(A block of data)
************
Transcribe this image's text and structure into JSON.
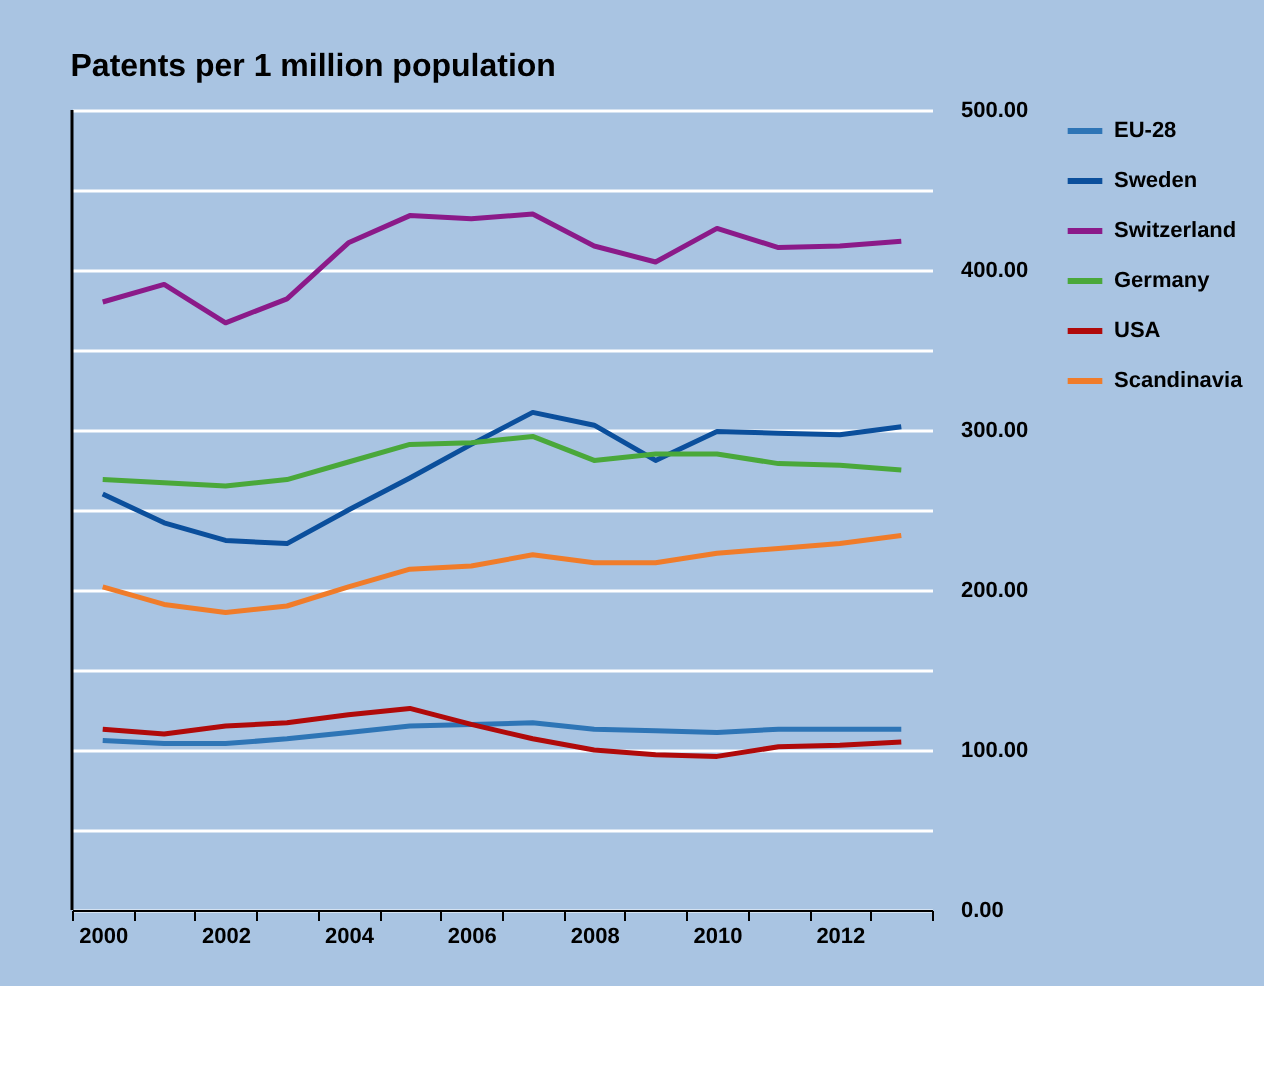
{
  "chart_data": {
    "type": "line",
    "title": "Patents per 1 million population",
    "categories": [
      "2000",
      null,
      "2002",
      null,
      "2004",
      null,
      "2006",
      null,
      "2008",
      null,
      "2010",
      null,
      "2012",
      null
    ],
    "series": [
      {
        "name": "EU-28",
        "color": "#2e75b6",
        "values": [
          106,
          104,
          104,
          107,
          111,
          115,
          116,
          117,
          113,
          112,
          111,
          113,
          113,
          113
        ]
      },
      {
        "name": "Sweden",
        "color": "#0b4f9c",
        "values": [
          260,
          242,
          231,
          229,
          250,
          270,
          291,
          311,
          303,
          281,
          299,
          298,
          297,
          302
        ]
      },
      {
        "name": "Switzerland",
        "color": "#8b1a89",
        "values": [
          380,
          391,
          367,
          382,
          417,
          434,
          432,
          435,
          415,
          405,
          426,
          414,
          415,
          418
        ]
      },
      {
        "name": "Germany",
        "color": "#4aa83a",
        "values": [
          269,
          267,
          265,
          269,
          280,
          291,
          292,
          296,
          281,
          285,
          285,
          279,
          278,
          275
        ]
      },
      {
        "name": "USA",
        "color": "#b00a0a",
        "values": [
          113,
          110,
          115,
          117,
          122,
          126,
          116,
          107,
          100,
          97,
          96,
          102,
          103,
          105
        ]
      },
      {
        "name": "Scandinavia",
        "color": "#f07c2a",
        "values": [
          202,
          191,
          186,
          190,
          202,
          213,
          215,
          222,
          217,
          217,
          223,
          226,
          229,
          234
        ]
      }
    ],
    "ylim": [
      0,
      500
    ],
    "yticks": [
      {
        "value": 0,
        "label": "0.00"
      },
      {
        "value": 50,
        "label": null
      },
      {
        "value": 100,
        "label": "100.00"
      },
      {
        "value": 150,
        "label": null
      },
      {
        "value": 200,
        "label": "200.00"
      },
      {
        "value": 250,
        "label": null
      },
      {
        "value": 300,
        "label": "300.00"
      },
      {
        "value": 350,
        "label": null
      },
      {
        "value": 400,
        "label": "400.00"
      },
      {
        "value": 450,
        "label": null
      },
      {
        "value": 500,
        "label": "500.00"
      }
    ],
    "grid": "y",
    "legend": "right",
    "marker": "none",
    "line_style": "solid"
  }
}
************
_WHAT YOU HAVE TO DO_. All lines of the data above that include the word "name" must be shown.

_TASK RESULT_.
        "name": "EU-28",
        "name": "Sweden",
        "name": "Switzerland",
        "name": "Germany",
        "name": "USA",
        "name": "Scandinavia",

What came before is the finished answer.